- ACTIVITY
Search term "motion": work out how many lines of the data below contain it, and answer with that number alone.

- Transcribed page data
****************************************

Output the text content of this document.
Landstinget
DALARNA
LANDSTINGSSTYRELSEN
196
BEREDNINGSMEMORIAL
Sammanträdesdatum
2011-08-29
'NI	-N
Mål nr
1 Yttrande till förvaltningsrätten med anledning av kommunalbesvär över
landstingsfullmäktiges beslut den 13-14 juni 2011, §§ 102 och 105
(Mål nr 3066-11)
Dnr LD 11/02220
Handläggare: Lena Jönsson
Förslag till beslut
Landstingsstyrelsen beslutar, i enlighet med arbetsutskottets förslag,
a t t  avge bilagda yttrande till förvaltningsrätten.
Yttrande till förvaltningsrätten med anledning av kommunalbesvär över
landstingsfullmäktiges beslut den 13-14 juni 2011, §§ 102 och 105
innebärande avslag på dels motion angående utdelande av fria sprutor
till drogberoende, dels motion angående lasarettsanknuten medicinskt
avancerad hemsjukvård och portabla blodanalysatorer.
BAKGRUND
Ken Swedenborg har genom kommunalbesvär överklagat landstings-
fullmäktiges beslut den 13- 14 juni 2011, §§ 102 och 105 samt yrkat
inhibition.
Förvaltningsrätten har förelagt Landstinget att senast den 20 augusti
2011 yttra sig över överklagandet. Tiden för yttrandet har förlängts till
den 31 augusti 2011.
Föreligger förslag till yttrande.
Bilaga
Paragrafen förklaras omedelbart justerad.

****************************************

- TASK OUTPUT
2